Given request: State how many lines include "this", giving the number by itself.

━━━━━ Material provided

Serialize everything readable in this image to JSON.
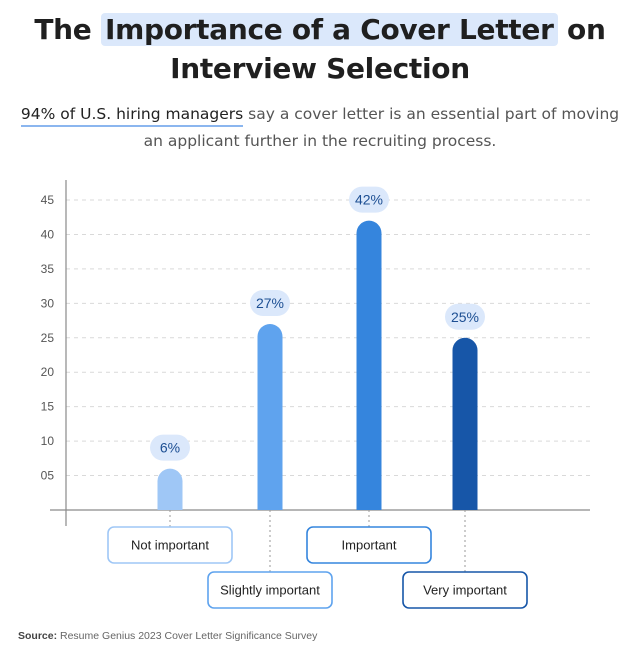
{
  "header": {
    "title_pre": "The ",
    "title_highlight": "Importance of a Cover Letter",
    "title_post": " on",
    "title_line2": "Interview Selection",
    "subtitle_emph": "94% of U.S. hiring managers",
    "subtitle_rest": " say a cover letter is an essential part of moving an applicant further in the recruiting process."
  },
  "source": {
    "label": "Source:",
    "text": " Resume Genius 2023 Cover Letter Significance Survey"
  },
  "chart_data": {
    "type": "bar",
    "categories": [
      "Not important",
      "Slightly important",
      "Important",
      "Very important"
    ],
    "values": [
      6,
      27,
      42,
      25
    ],
    "value_labels": [
      "6%",
      "27%",
      "42%",
      "25%"
    ],
    "yticks": [
      "05",
      "10",
      "15",
      "20",
      "25",
      "30",
      "35",
      "40",
      "45"
    ],
    "ytick_values": [
      5,
      10,
      15,
      20,
      25,
      30,
      35,
      40,
      45
    ],
    "ylim": [
      0,
      45
    ],
    "grid": true,
    "colors": [
      "#9fc7f6",
      "#5fa3ee",
      "#3585dd",
      "#1756a8"
    ],
    "bubble_bg": "#dbe8fb",
    "bubble_text": "#1d4f93"
  }
}
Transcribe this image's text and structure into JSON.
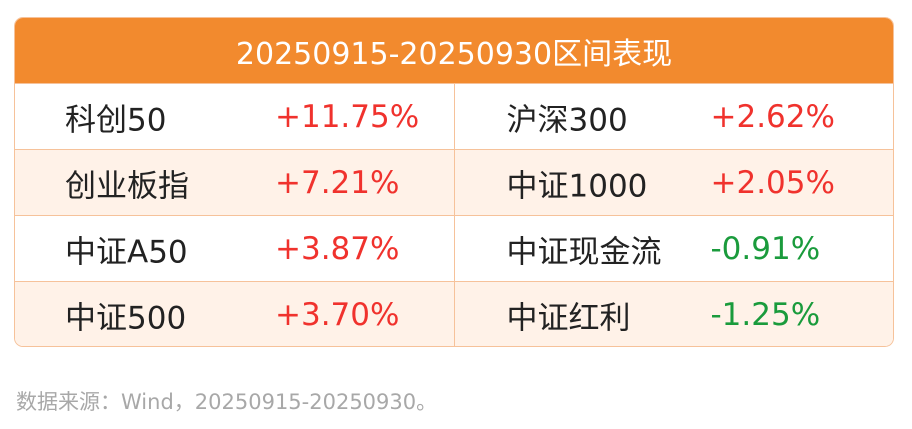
{
  "header": {
    "title": "20250915-20250930区间表现"
  },
  "table": {
    "rows": [
      [
        "科创50",
        "+11.75%",
        "沪深300",
        "+2.62%"
      ],
      [
        "创业板指",
        "+7.21%",
        "中证1000",
        "+2.05%"
      ],
      [
        "中证A50",
        "+3.87%",
        "中证现金流",
        "-0.91%"
      ],
      [
        "中证500",
        "+3.70%",
        "中证红利",
        "-1.25%"
      ]
    ]
  },
  "footer": {
    "source": "数据来源：Wind，20250915-20250930。"
  }
}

━━━━━━━━━━

Final answer: 2